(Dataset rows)

=====

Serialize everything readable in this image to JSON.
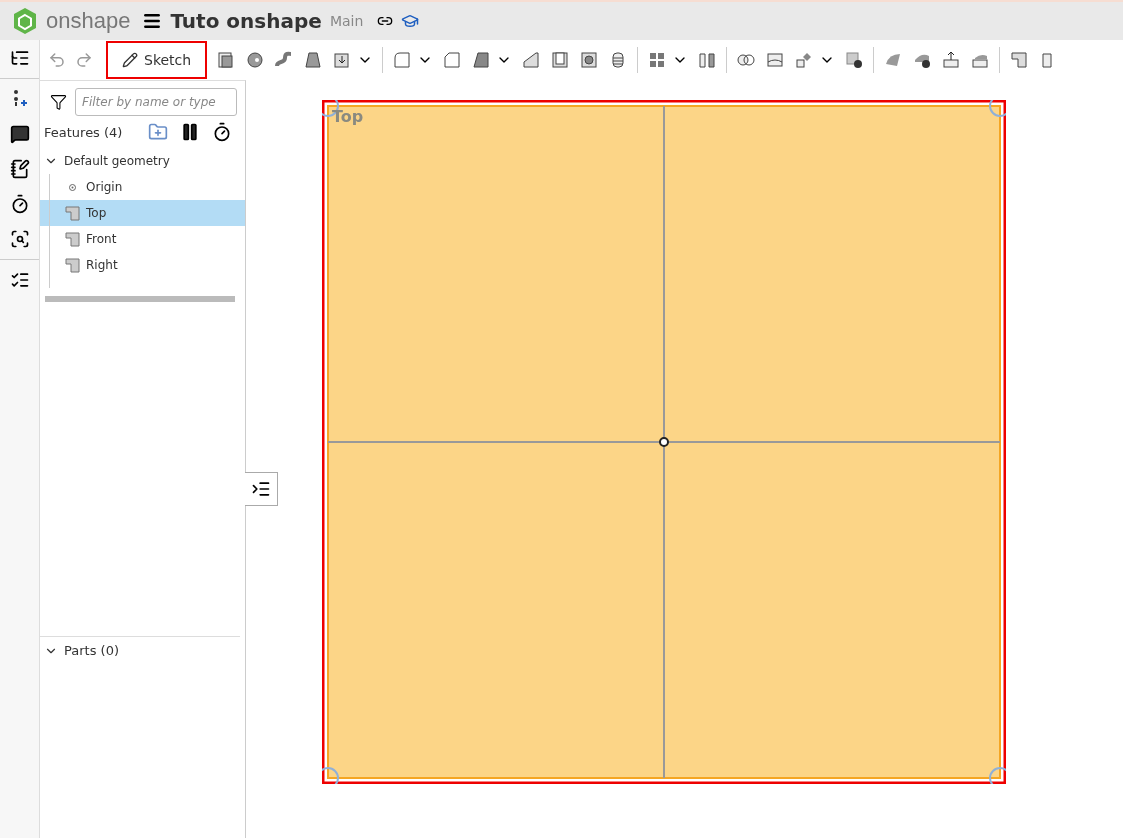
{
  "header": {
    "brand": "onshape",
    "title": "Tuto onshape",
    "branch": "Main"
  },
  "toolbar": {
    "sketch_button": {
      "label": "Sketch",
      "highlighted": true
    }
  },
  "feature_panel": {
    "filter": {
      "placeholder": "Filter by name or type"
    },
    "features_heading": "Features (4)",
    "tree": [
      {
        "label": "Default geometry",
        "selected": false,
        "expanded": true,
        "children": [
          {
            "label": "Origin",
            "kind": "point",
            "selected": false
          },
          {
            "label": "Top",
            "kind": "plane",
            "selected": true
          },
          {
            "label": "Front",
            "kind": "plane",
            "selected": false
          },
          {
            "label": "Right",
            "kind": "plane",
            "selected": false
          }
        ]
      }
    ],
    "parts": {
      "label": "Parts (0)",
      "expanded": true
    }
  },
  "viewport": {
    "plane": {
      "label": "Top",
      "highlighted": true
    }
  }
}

=====

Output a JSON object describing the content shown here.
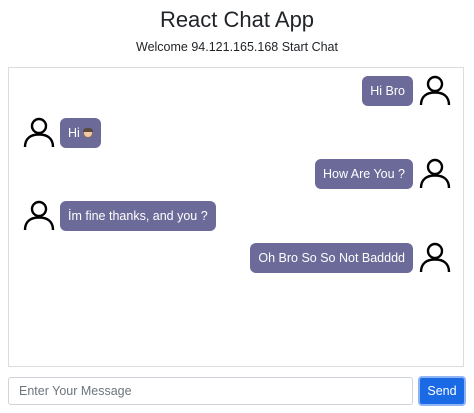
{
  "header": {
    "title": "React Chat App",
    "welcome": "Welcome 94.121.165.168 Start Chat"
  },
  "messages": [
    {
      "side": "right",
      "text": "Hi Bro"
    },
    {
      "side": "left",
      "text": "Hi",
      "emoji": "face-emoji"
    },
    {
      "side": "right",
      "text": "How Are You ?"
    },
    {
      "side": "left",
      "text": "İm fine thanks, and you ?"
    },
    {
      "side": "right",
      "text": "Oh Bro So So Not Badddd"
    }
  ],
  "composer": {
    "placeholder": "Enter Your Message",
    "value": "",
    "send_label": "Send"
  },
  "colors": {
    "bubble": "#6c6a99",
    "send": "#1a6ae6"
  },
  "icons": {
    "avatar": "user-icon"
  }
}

=====

▶ **EXERCISE INSTRUCTIONS**:
Extract every line above containing the word "true".

▶ **TASK RESULT**:
      "highlighted": true
        "expanded": true,
            "selected": true
      "expanded": true
      "highlighted": true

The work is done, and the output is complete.